→ Short exercise
Within the material below, find each line bearing the word "from" and present it.

··· Records for the task ···

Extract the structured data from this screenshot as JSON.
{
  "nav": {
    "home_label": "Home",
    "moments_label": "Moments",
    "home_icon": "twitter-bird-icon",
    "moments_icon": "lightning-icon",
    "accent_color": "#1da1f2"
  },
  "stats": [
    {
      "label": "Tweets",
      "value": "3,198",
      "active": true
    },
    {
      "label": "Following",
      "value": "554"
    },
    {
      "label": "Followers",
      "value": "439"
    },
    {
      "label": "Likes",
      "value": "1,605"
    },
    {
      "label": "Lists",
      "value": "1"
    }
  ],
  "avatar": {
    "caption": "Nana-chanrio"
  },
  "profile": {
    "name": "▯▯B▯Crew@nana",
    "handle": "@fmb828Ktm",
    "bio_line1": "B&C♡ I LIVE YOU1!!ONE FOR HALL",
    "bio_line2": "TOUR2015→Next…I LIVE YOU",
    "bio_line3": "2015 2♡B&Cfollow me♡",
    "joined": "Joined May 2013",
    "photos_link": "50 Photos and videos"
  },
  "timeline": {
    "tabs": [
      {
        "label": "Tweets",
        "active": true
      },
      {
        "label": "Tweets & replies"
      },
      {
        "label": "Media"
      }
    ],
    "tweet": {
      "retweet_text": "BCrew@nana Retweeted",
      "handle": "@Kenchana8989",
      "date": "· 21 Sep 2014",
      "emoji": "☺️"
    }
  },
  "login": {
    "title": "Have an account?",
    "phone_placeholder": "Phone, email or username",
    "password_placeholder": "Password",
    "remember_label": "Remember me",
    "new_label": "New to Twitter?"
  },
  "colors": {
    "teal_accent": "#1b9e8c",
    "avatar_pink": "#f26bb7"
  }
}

···
··· Records for the task ···

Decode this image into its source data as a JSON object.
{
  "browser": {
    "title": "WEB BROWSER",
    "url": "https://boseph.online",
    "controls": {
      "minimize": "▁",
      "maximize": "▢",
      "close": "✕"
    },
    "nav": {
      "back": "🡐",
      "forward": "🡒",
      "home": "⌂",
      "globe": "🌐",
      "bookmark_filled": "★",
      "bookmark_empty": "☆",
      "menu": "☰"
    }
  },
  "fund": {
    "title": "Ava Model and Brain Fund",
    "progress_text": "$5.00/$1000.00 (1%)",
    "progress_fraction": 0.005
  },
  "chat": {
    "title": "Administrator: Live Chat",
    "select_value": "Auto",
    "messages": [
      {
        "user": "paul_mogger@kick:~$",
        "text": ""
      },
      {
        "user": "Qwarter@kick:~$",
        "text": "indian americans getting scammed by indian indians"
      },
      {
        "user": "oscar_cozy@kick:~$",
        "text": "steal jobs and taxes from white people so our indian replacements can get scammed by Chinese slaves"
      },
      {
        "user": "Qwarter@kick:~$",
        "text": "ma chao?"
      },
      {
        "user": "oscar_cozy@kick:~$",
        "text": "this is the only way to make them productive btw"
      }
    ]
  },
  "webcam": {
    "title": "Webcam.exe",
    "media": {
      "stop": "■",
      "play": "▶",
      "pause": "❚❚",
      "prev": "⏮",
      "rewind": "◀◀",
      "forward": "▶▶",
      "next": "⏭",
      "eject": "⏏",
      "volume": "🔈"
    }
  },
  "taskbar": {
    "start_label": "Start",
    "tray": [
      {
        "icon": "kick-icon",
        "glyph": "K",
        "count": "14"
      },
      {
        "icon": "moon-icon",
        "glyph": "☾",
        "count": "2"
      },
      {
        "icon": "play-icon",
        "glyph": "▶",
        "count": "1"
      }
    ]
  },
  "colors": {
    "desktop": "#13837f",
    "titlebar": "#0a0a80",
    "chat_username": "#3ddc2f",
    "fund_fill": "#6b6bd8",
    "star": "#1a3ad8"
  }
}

···

→ Result of the exercise
Extract the structured data from this screenshot as JSON.
        "text": "steal jobs and taxes from white people so our indian replacements can get scammed by Chinese slaves"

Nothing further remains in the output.